Extracted information ::
○ ○ ○ ○ ○ ○ ○

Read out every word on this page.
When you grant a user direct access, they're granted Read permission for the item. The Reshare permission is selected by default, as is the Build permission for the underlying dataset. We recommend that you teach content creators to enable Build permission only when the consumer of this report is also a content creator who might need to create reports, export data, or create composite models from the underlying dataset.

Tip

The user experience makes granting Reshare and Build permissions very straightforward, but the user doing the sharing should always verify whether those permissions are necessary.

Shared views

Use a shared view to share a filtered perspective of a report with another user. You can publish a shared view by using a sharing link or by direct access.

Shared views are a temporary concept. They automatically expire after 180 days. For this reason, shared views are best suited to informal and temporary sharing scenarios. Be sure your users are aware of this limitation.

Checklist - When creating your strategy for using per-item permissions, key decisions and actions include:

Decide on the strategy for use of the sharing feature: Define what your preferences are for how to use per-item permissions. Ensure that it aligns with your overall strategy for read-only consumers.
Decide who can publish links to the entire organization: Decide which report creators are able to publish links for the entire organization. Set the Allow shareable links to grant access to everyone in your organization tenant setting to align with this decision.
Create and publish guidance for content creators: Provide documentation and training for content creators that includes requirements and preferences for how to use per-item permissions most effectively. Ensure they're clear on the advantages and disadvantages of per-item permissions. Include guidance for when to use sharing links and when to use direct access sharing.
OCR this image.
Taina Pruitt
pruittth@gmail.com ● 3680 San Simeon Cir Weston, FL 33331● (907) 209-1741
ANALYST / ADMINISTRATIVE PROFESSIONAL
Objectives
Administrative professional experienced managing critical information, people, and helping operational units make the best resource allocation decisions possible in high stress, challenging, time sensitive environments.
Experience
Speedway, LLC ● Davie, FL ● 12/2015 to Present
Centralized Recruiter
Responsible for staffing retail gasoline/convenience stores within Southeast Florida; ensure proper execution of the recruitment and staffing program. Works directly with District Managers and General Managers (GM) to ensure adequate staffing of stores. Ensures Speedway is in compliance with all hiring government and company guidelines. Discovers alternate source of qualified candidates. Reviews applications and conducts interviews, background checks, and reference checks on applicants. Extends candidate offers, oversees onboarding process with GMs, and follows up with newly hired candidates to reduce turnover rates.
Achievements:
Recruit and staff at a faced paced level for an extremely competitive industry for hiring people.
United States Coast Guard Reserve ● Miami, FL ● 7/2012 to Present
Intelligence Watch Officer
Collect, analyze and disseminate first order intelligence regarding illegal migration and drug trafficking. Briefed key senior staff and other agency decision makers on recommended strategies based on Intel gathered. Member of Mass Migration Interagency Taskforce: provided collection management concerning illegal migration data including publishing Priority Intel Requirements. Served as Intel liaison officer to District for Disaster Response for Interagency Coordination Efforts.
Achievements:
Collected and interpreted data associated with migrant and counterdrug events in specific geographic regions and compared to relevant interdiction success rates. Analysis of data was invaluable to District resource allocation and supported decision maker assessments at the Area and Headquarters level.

○ ○ ○ ○ ○ ○ ○

Locate all lines in the listing above with the word "Decide" and copy them.

Solved exercise ::
Decide on the strategy for use of the sharing feature: Define what your preferences are for how to use per-item permissions. Ensure that it aligns with your overall strategy for read-only consumers.
Decide who can publish links to the entire organization: Decide which report creators are able to publish links for the entire organization. Set the Allow shareable links to grant access to everyone in your organization tenant setting to align with this decision.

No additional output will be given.